Given request: The data below must be copied in full and without any change.

Extracted data entries:

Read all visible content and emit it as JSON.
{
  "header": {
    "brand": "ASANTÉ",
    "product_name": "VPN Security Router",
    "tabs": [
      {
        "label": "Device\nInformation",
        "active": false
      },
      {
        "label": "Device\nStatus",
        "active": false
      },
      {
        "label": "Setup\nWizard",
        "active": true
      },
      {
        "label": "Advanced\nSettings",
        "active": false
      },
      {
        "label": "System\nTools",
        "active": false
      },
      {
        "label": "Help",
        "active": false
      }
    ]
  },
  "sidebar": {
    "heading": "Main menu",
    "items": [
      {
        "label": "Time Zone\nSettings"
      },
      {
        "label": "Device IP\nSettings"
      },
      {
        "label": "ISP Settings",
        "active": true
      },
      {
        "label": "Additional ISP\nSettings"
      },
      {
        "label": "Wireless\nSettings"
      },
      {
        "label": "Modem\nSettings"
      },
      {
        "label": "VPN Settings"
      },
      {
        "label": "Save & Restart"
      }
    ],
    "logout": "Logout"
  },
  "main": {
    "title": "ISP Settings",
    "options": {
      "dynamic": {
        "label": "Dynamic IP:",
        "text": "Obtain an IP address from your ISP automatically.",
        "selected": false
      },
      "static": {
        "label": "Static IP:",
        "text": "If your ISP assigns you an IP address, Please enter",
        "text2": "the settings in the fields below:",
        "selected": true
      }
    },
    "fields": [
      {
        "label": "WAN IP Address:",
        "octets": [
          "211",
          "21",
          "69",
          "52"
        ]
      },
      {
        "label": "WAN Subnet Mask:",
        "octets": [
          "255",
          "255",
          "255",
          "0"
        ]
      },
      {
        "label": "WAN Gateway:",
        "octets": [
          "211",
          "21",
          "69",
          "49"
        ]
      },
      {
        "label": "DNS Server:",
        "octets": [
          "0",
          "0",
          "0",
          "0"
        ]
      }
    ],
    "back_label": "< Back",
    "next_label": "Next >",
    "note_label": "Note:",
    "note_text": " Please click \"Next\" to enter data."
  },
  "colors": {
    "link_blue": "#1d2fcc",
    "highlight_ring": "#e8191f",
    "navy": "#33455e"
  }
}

Response to this task:
Read all visible content and emit it as JSON.
{
  "header": {
    "brand": "ASANTÉ",
    "product_name": "VPN Security Router",
    "tabs": [
      {
        "label": "Device\nInformation",
        "active": false
      },
      {
        "label": "Device\nStatus",
        "active": false
      },
      {
        "label": "Setup\nWizard",
        "active": true
      },
      {
        "label": "Advanced\nSettings",
        "active": false
      },
      {
        "label": "System\nTools",
        "active": false
      },
      {
        "label": "Help",
        "active": false
      }
    ]
  },
  "sidebar": {
    "heading": "Main menu",
    "items": [
      {
        "label": "Time Zone\nSettings"
      },
      {
        "label": "Device IP\nSettings"
      },
      {
        "label": "ISP Settings",
        "active": true
      },
      {
        "label": "Additional ISP\nSettings"
      },
      {
        "label": "Wireless\nSettings"
      },
      {
        "label": "Modem\nSettings"
      },
      {
        "label": "VPN Settings"
      },
      {
        "label": "Save & Restart"
      }
    ],
    "logout": "Logout"
  },
  "main": {
    "title": "ISP Settings",
    "options": {
      "dynamic": {
        "label": "Dynamic IP:",
        "text": "Obtain an IP address from your ISP automatically.",
        "selected": false
      },
      "static": {
        "label": "Static IP:",
        "text": "If your ISP assigns you an IP address, Please enter",
        "text2": "the settings in the fields below:",
        "selected": true
      }
    },
    "fields": [
      {
        "label": "WAN IP Address:",
        "octets": [
          "211",
          "21",
          "69",
          "52"
        ]
      },
      {
        "label": "WAN Subnet Mask:",
        "octets": [
          "255",
          "255",
          "255",
          "0"
        ]
      },
      {
        "label": "WAN Gateway:",
        "octets": [
          "211",
          "21",
          "69",
          "49"
        ]
      },
      {
        "label": "DNS Server:",
        "octets": [
          "0",
          "0",
          "0",
          "0"
        ]
      }
    ],
    "back_label": "< Back",
    "next_label": "Next >",
    "note_label": "Note:",
    "note_text": " Please click \"Next\" to enter data."
  },
  "colors": {
    "link_blue": "#1d2fcc",
    "highlight_ring": "#e8191f",
    "navy": "#33455e"
  }
}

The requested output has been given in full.